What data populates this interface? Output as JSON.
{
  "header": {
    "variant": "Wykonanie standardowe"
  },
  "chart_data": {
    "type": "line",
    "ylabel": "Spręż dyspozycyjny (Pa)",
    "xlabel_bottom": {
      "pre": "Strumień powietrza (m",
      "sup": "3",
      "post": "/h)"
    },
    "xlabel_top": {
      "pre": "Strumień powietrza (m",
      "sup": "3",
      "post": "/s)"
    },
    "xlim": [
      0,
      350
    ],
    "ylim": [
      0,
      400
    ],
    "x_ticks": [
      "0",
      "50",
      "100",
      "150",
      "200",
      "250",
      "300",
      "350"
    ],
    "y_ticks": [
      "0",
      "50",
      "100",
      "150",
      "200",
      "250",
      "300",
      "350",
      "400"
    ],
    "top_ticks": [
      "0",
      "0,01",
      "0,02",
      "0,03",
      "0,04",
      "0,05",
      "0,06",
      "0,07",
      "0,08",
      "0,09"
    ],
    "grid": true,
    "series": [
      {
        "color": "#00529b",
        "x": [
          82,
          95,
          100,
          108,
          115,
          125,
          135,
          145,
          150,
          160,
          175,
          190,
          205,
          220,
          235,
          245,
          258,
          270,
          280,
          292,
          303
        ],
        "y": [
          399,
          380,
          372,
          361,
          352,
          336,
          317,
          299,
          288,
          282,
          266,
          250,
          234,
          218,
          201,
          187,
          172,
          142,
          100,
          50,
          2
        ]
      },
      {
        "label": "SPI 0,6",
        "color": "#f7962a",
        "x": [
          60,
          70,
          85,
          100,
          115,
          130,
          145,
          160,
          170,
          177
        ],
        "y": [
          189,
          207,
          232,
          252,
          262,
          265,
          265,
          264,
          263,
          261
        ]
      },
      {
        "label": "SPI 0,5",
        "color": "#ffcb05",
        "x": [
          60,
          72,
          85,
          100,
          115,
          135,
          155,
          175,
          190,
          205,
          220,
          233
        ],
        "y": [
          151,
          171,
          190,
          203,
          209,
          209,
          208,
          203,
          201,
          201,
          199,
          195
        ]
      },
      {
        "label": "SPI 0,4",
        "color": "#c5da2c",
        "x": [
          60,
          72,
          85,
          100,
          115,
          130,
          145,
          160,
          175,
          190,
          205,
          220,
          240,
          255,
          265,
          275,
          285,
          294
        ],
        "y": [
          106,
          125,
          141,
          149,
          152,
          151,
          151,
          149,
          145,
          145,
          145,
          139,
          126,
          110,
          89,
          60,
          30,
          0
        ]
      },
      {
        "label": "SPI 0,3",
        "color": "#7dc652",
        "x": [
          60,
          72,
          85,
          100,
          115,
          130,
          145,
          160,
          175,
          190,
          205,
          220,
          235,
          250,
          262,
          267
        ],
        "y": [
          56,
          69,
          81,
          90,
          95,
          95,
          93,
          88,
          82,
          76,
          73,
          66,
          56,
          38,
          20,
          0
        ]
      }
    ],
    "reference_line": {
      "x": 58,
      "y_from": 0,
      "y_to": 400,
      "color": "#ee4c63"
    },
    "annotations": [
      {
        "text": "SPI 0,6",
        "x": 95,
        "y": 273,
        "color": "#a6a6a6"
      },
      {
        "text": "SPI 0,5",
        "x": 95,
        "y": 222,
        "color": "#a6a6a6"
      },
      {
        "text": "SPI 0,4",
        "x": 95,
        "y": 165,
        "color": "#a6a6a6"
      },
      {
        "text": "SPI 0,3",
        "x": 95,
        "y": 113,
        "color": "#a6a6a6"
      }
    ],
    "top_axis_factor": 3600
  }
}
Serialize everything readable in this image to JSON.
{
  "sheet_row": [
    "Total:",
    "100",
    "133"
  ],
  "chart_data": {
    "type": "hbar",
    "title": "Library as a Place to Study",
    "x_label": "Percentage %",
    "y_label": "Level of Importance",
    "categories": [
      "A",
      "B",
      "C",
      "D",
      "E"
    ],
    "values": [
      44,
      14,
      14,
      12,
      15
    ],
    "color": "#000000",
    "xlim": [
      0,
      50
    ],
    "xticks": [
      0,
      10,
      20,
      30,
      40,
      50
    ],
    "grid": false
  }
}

→ **OBJECTIVE**
Print all the data exactly.

→ **EXERCISE OUTPUT**
What data populates this interface? Output as JSON.
{
  "header": {
    "variant": "Wykonanie standardowe"
  },
  "chart_data": {
    "type": "line",
    "ylabel": "Spręż dyspozycyjny (Pa)",
    "xlabel_bottom": {
      "pre": "Strumień powietrza (m",
      "sup": "3",
      "post": "/h)"
    },
    "xlabel_top": {
      "pre": "Strumień powietrza (m",
      "sup": "3",
      "post": "/s)"
    },
    "xlim": [
      0,
      350
    ],
    "ylim": [
      0,
      400
    ],
    "x_ticks": [
      "0",
      "50",
      "100",
      "150",
      "200",
      "250",
      "300",
      "350"
    ],
    "y_ticks": [
      "0",
      "50",
      "100",
      "150",
      "200",
      "250",
      "300",
      "350",
      "400"
    ],
    "top_ticks": [
      "0",
      "0,01",
      "0,02",
      "0,03",
      "0,04",
      "0,05",
      "0,06",
      "0,07",
      "0,08",
      "0,09"
    ],
    "grid": true,
    "series": [
      {
        "color": "#00529b",
        "x": [
          82,
          95,
          100,
          108,
          115,
          125,
          135,
          145,
          150,
          160,
          175,
          190,
          205,
          220,
          235,
          245,
          258,
          270,
          280,
          292,
          303
        ],
        "y": [
          399,
          380,
          372,
          361,
          352,
          336,
          317,
          299,
          288,
          282,
          266,
          250,
          234,
          218,
          201,
          187,
          172,
          142,
          100,
          50,
          2
        ]
      },
      {
        "label": "SPI 0,6",
        "color": "#f7962a",
        "x": [
          60,
          70,
          85,
          100,
          115,
          130,
          145,
          160,
          170,
          177
        ],
        "y": [
          189,
          207,
          232,
          252,
          262,
          265,
          265,
          264,
          263,
          261
        ]
      },
      {
        "label": "SPI 0,5",
        "color": "#ffcb05",
        "x": [
          60,
          72,
          85,
          100,
          115,
          135,
          155,
          175,
          190,
          205,
          220,
          233
        ],
        "y": [
          151,
          171,
          190,
          203,
          209,
          209,
          208,
          203,
          201,
          201,
          199,
          195
        ]
      },
      {
        "label": "SPI 0,4",
        "color": "#c5da2c",
        "x": [
          60,
          72,
          85,
          100,
          115,
          130,
          145,
          160,
          175,
          190,
          205,
          220,
          240,
          255,
          265,
          275,
          285,
          294
        ],
        "y": [
          106,
          125,
          141,
          149,
          152,
          151,
          151,
          149,
          145,
          145,
          145,
          139,
          126,
          110,
          89,
          60,
          30,
          0
        ]
      },
      {
        "label": "SPI 0,3",
        "color": "#7dc652",
        "x": [
          60,
          72,
          85,
          100,
          115,
          130,
          145,
          160,
          175,
          190,
          205,
          220,
          235,
          250,
          262,
          267
        ],
        "y": [
          56,
          69,
          81,
          90,
          95,
          95,
          93,
          88,
          82,
          76,
          73,
          66,
          56,
          38,
          20,
          0
        ]
      }
    ],
    "reference_line": {
      "x": 58,
      "y_from": 0,
      "y_to": 400,
      "color": "#ee4c63"
    },
    "annotations": [
      {
        "text": "SPI 0,6",
        "x": 95,
        "y": 273,
        "color": "#a6a6a6"
      },
      {
        "text": "SPI 0,5",
        "x": 95,
        "y": 222,
        "color": "#a6a6a6"
      },
      {
        "text": "SPI 0,4",
        "x": 95,
        "y": 165,
        "color": "#a6a6a6"
      },
      {
        "text": "SPI 0,3",
        "x": 95,
        "y": 113,
        "color": "#a6a6a6"
      }
    ],
    "top_axis_factor": 3600
  }
}
Serialize everything readable in this image to JSON.
{
  "sheet_row": [
    "Total:",
    "100",
    "133"
  ],
  "chart_data": {
    "type": "hbar",
    "title": "Library as a Place to Study",
    "x_label": "Percentage %",
    "y_label": "Level of Importance",
    "categories": [
      "A",
      "B",
      "C",
      "D",
      "E"
    ],
    "values": [
      44,
      14,
      14,
      12,
      15
    ],
    "color": "#000000",
    "xlim": [
      0,
      50
    ],
    "xticks": [
      0,
      10,
      20,
      30,
      40,
      50
    ],
    "grid": false
  }
}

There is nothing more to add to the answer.